Rows from a dataset:
————
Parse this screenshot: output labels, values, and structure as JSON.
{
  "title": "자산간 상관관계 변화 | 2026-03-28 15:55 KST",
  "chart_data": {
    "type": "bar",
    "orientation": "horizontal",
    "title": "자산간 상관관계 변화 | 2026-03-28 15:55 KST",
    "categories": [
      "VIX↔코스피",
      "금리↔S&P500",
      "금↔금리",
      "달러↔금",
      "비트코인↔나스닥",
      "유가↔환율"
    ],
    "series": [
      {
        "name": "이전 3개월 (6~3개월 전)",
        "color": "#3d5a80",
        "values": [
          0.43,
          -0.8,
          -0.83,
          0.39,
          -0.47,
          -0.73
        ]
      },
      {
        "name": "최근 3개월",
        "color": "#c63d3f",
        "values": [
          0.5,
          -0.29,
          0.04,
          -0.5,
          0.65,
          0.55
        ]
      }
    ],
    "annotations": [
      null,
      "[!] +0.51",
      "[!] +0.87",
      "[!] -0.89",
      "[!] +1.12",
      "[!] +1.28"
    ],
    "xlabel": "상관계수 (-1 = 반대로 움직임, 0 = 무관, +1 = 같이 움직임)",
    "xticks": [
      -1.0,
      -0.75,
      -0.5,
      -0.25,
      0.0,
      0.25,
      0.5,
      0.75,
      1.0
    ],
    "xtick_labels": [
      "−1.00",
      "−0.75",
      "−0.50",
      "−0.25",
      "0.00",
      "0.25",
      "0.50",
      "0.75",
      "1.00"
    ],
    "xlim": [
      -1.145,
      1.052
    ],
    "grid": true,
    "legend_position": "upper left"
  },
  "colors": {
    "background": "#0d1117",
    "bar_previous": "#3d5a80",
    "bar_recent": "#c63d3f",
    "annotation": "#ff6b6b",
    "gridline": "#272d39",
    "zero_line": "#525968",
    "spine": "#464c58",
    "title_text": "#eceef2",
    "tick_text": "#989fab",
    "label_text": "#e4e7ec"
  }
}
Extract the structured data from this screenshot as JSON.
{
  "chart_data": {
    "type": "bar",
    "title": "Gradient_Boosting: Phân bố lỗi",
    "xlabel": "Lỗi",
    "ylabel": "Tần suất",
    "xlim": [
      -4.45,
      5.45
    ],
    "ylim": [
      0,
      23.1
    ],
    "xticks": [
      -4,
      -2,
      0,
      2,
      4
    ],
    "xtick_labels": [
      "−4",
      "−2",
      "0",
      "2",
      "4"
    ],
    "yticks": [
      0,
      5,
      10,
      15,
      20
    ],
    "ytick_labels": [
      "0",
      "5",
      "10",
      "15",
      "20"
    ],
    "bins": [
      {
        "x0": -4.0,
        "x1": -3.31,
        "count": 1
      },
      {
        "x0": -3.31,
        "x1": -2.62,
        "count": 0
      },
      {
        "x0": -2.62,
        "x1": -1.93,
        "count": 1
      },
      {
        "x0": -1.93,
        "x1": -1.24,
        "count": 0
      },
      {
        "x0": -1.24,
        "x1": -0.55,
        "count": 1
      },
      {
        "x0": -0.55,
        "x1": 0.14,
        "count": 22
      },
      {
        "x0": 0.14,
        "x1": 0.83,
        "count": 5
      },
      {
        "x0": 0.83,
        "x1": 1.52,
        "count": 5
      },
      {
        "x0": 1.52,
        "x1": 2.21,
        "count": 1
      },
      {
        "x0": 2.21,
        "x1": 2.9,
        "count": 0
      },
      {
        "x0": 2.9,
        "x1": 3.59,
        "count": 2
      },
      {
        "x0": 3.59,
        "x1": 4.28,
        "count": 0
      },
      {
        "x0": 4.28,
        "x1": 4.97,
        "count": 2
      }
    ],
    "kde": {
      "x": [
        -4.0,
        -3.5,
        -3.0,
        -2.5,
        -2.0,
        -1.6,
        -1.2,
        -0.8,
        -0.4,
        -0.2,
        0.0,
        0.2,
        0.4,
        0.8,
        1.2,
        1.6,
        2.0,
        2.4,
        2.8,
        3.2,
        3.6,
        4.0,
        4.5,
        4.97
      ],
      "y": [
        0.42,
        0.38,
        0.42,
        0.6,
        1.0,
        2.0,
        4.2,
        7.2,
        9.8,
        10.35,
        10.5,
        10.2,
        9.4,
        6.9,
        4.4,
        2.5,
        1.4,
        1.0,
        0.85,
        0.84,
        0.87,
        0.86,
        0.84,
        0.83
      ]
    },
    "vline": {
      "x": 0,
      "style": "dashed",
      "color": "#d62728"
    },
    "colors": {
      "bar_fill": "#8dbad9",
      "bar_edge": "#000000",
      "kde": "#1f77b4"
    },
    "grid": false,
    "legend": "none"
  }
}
————
What the task requires:
Go through the records. Copy each line where "상관관계" appears.

Reply:
  "title": "자산간 상관관계 변화 | 2026-03-28 15:55 KST",
    "title": "자산간 상관관계 변화 | 2026-03-28 15:55 KST",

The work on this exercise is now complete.